WORK INSTRUCTIONS: Copy out all lines carrying the word "observed".

RECORDS PROVIDED:
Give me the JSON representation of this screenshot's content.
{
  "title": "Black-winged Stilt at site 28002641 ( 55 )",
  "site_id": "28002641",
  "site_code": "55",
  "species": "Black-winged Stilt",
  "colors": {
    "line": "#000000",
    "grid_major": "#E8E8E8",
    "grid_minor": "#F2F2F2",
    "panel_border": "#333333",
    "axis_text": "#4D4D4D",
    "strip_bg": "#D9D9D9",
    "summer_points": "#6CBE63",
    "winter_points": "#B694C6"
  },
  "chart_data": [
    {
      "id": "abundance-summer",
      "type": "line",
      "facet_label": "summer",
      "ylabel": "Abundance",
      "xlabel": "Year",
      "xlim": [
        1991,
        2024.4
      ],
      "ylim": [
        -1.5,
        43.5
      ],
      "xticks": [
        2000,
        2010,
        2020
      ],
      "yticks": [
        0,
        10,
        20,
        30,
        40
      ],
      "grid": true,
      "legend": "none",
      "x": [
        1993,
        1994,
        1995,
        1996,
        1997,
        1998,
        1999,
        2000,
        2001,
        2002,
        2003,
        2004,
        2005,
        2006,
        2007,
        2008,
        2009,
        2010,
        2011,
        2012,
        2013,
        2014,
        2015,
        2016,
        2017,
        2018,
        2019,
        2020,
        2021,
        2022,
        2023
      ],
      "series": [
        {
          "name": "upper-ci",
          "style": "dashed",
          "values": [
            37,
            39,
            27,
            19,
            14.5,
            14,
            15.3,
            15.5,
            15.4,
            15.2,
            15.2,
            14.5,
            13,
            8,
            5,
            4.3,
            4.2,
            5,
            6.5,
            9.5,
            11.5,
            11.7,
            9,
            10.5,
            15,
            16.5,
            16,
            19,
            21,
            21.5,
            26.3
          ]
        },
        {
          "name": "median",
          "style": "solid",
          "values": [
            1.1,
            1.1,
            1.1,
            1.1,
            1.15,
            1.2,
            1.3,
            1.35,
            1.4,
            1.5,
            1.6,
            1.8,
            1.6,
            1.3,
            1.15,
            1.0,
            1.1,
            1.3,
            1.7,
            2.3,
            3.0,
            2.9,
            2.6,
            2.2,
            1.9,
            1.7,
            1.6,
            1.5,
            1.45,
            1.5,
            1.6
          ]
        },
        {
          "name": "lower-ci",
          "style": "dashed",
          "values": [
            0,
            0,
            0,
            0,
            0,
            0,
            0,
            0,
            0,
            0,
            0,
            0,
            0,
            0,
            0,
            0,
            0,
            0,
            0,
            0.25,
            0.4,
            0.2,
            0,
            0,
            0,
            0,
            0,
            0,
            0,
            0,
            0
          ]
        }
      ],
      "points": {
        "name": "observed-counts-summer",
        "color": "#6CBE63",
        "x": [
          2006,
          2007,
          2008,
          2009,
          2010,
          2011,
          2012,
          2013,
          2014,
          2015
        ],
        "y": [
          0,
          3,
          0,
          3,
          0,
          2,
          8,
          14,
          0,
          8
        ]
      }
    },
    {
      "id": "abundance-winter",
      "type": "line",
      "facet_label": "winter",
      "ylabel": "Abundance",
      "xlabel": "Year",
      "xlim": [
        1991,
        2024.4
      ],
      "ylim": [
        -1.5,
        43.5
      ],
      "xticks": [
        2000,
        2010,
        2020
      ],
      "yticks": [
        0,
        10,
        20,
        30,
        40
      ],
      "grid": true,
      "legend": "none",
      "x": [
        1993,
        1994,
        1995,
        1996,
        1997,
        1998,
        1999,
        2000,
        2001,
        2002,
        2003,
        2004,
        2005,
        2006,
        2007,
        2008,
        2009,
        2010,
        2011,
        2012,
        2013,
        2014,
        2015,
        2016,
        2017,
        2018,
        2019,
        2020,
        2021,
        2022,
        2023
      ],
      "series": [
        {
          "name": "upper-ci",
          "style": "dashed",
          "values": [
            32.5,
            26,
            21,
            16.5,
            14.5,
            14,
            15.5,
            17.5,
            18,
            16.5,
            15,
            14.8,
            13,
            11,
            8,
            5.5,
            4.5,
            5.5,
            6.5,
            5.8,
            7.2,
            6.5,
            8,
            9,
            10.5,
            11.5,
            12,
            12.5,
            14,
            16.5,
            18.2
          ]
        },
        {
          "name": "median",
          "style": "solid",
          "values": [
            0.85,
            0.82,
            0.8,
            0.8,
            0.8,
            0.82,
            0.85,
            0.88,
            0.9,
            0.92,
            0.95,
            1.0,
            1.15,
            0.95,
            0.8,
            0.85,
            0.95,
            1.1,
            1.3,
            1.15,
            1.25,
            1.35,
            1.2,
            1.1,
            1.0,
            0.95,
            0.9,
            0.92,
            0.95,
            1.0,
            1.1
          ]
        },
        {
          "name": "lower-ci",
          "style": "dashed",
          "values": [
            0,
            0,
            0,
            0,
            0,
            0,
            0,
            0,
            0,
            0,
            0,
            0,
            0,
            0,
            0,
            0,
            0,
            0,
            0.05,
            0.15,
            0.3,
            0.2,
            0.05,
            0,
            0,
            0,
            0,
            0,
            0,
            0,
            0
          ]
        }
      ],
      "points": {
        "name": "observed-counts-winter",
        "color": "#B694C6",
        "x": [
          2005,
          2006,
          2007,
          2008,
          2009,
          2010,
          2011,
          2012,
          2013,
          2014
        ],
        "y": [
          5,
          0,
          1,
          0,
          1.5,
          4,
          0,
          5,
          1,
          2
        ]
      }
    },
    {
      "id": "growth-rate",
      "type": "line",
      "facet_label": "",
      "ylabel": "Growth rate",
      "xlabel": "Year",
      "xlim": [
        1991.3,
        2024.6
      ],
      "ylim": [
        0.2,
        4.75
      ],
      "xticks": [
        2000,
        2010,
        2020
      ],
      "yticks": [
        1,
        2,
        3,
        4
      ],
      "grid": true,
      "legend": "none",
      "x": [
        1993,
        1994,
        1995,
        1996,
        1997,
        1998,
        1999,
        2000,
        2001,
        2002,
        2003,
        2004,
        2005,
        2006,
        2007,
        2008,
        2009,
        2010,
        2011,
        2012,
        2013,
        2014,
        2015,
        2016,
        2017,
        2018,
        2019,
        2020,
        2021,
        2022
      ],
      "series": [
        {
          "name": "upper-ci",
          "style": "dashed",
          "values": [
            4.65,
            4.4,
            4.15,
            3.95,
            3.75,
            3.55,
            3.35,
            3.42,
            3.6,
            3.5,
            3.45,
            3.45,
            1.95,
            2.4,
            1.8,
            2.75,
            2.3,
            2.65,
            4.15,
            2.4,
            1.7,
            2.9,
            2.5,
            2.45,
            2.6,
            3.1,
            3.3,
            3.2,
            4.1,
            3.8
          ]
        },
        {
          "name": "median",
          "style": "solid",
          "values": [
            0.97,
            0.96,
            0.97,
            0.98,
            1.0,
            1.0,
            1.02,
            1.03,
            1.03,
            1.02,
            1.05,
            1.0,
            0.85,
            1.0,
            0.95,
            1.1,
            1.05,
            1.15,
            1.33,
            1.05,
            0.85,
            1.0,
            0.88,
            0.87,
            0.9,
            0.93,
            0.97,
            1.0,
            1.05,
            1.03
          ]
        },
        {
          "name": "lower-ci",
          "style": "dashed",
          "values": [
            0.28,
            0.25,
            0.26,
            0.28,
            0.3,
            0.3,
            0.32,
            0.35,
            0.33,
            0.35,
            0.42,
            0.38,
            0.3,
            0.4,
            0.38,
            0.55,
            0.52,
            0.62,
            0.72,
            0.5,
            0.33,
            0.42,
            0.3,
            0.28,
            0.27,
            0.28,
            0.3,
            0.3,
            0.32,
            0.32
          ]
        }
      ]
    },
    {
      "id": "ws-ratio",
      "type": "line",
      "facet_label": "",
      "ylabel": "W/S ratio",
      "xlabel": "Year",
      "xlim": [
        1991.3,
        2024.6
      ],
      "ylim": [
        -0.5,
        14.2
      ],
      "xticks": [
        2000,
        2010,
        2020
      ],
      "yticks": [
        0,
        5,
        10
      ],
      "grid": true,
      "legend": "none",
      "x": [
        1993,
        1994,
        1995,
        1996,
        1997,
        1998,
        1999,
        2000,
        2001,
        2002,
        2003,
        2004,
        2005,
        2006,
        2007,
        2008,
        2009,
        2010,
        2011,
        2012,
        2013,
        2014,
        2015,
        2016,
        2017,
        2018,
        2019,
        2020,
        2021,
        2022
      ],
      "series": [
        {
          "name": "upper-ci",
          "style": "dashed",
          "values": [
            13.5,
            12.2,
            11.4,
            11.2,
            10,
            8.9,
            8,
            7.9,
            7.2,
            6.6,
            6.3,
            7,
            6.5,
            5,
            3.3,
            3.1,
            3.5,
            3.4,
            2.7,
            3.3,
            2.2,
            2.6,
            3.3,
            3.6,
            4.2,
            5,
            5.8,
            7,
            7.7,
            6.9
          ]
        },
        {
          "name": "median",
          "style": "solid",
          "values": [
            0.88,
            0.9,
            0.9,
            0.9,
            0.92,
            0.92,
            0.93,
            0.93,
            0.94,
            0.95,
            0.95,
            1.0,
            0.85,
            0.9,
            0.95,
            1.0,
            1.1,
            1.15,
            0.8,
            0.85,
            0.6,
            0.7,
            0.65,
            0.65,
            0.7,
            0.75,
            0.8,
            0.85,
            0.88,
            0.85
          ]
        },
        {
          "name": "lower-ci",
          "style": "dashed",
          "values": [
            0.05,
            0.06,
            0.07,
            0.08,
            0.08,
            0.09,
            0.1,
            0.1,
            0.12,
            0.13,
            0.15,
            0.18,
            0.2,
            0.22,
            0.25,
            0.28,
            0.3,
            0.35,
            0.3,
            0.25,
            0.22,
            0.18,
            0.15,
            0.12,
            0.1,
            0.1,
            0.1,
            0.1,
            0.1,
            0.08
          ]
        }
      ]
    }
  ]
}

ANSWER TO THIS EXERCISE:
        "name": "observed-counts-summer",
        "name": "observed-counts-winter",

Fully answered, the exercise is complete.